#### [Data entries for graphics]

·····

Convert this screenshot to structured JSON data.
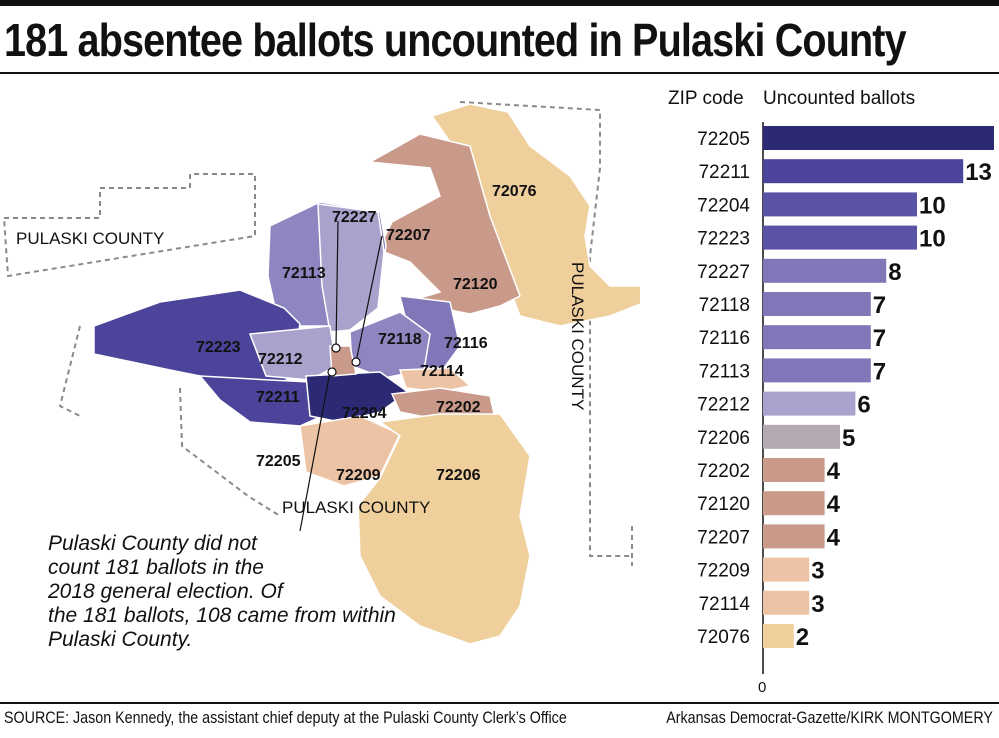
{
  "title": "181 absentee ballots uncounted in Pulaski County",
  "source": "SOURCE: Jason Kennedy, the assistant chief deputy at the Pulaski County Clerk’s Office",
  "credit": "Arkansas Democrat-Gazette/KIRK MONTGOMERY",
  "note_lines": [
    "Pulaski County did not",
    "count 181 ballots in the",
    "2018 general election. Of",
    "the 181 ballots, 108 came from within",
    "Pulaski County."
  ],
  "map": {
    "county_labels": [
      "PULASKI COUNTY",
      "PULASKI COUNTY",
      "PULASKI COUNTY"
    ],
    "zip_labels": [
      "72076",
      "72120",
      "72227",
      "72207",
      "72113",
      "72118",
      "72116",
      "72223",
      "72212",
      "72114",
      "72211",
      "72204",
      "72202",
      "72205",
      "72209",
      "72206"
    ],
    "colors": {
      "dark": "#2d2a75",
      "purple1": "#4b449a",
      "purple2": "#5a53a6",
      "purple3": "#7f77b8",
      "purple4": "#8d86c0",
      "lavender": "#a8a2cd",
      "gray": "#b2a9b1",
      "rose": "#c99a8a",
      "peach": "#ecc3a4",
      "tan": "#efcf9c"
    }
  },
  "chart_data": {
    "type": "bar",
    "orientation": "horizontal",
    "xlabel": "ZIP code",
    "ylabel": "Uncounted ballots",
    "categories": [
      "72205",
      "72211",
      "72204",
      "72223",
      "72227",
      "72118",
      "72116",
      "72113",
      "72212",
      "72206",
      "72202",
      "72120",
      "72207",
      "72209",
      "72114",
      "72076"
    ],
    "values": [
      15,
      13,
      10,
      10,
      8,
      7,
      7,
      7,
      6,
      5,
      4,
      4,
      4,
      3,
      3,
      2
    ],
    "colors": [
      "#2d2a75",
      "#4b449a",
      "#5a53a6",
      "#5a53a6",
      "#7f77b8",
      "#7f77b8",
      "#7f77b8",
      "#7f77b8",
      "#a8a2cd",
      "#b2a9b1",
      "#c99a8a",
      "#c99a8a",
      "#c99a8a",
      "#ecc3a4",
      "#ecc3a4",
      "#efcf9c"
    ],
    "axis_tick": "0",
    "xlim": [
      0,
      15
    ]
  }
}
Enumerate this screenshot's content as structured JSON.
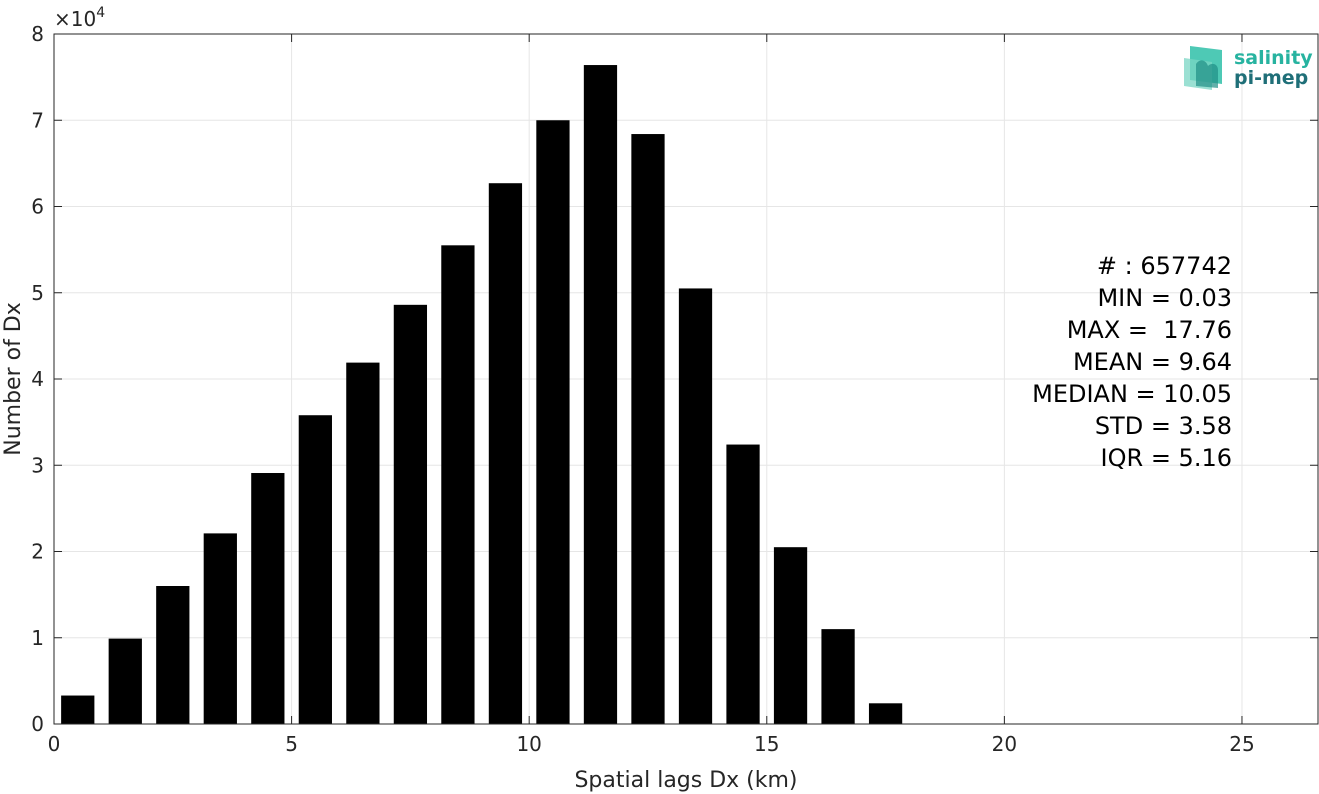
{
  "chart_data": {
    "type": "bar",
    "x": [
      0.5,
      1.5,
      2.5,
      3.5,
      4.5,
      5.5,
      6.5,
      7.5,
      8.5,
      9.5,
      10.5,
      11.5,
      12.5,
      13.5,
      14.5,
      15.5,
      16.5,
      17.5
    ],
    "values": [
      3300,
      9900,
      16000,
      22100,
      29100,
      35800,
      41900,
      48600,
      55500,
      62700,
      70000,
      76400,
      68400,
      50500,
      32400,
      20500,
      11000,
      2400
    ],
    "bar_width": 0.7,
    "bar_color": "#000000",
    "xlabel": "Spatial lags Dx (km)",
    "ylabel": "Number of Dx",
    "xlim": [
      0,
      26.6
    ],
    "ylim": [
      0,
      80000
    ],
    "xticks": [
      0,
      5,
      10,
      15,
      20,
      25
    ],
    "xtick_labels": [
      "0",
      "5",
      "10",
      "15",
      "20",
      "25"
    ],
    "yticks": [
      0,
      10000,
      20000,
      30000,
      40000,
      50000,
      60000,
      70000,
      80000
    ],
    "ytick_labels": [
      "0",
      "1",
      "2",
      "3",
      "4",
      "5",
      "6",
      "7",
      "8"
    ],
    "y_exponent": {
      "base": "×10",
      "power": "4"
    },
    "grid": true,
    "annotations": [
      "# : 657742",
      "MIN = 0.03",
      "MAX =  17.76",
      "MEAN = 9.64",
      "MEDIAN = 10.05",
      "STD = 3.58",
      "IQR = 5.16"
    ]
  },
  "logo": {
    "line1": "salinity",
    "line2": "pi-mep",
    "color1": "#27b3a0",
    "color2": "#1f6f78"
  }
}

·····

#### [Your instructions]
The material above holds pictures; copy everything else in it exactly.

#### [Solution for this exercise]
Convert this screenshot to structured JSON data.
{
  "title": "181 absentee ballots uncounted in Pulaski County",
  "source": "SOURCE: Jason Kennedy, the assistant chief deputy at the Pulaski County Clerk’s Office",
  "credit": "Arkansas Democrat-Gazette/KIRK MONTGOMERY",
  "note_lines": [
    "Pulaski County did not",
    "count 181 ballots in the",
    "2018 general election. Of",
    "the 181 ballots, 108 came from within",
    "Pulaski County."
  ],
  "map": {
    "county_labels": [
      "PULASKI COUNTY",
      "PULASKI COUNTY",
      "PULASKI COUNTY"
    ],
    "zip_labels": [
      "72076",
      "72120",
      "72227",
      "72207",
      "72113",
      "72118",
      "72116",
      "72223",
      "72212",
      "72114",
      "72211",
      "72204",
      "72202",
      "72205",
      "72209",
      "72206"
    ],
    "colors": {
      "dark": "#2d2a75",
      "purple1": "#4b449a",
      "purple2": "#5a53a6",
      "purple3": "#7f77b8",
      "purple4": "#8d86c0",
      "lavender": "#a8a2cd",
      "gray": "#b2a9b1",
      "rose": "#c99a8a",
      "peach": "#ecc3a4",
      "tan": "#efcf9c"
    }
  },
  "chart_data": {
    "type": "bar",
    "orientation": "horizontal",
    "xlabel": "ZIP code",
    "ylabel": "Uncounted ballots",
    "categories": [
      "72205",
      "72211",
      "72204",
      "72223",
      "72227",
      "72118",
      "72116",
      "72113",
      "72212",
      "72206",
      "72202",
      "72120",
      "72207",
      "72209",
      "72114",
      "72076"
    ],
    "values": [
      15,
      13,
      10,
      10,
      8,
      7,
      7,
      7,
      6,
      5,
      4,
      4,
      4,
      3,
      3,
      2
    ],
    "colors": [
      "#2d2a75",
      "#4b449a",
      "#5a53a6",
      "#5a53a6",
      "#7f77b8",
      "#7f77b8",
      "#7f77b8",
      "#7f77b8",
      "#a8a2cd",
      "#b2a9b1",
      "#c99a8a",
      "#c99a8a",
      "#c99a8a",
      "#ecc3a4",
      "#ecc3a4",
      "#efcf9c"
    ],
    "axis_tick": "0",
    "xlim": [
      0,
      15
    ]
  }
}
Enumerate this screenshot's content as structured JSON.
{
  "chart_data": {
    "type": "bar",
    "x": [
      0.5,
      1.5,
      2.5,
      3.5,
      4.5,
      5.5,
      6.5,
      7.5,
      8.5,
      9.5,
      10.5,
      11.5,
      12.5,
      13.5,
      14.5,
      15.5,
      16.5,
      17.5
    ],
    "values": [
      3300,
      9900,
      16000,
      22100,
      29100,
      35800,
      41900,
      48600,
      55500,
      62700,
      70000,
      76400,
      68400,
      50500,
      32400,
      20500,
      11000,
      2400
    ],
    "bar_width": 0.7,
    "bar_color": "#000000",
    "xlabel": "Spatial lags Dx (km)",
    "ylabel": "Number of Dx",
    "xlim": [
      0,
      26.6
    ],
    "ylim": [
      0,
      80000
    ],
    "xticks": [
      0,
      5,
      10,
      15,
      20,
      25
    ],
    "xtick_labels": [
      "0",
      "5",
      "10",
      "15",
      "20",
      "25"
    ],
    "yticks": [
      0,
      10000,
      20000,
      30000,
      40000,
      50000,
      60000,
      70000,
      80000
    ],
    "ytick_labels": [
      "0",
      "1",
      "2",
      "3",
      "4",
      "5",
      "6",
      "7",
      "8"
    ],
    "y_exponent": {
      "base": "×10",
      "power": "4"
    },
    "grid": true,
    "annotations": [
      "# : 657742",
      "MIN = 0.03",
      "MAX =  17.76",
      "MEAN = 9.64",
      "MEDIAN = 10.05",
      "STD = 3.58",
      "IQR = 5.16"
    ]
  },
  "logo": {
    "line1": "salinity",
    "line2": "pi-mep",
    "color1": "#27b3a0",
    "color2": "#1f6f78"
  }
}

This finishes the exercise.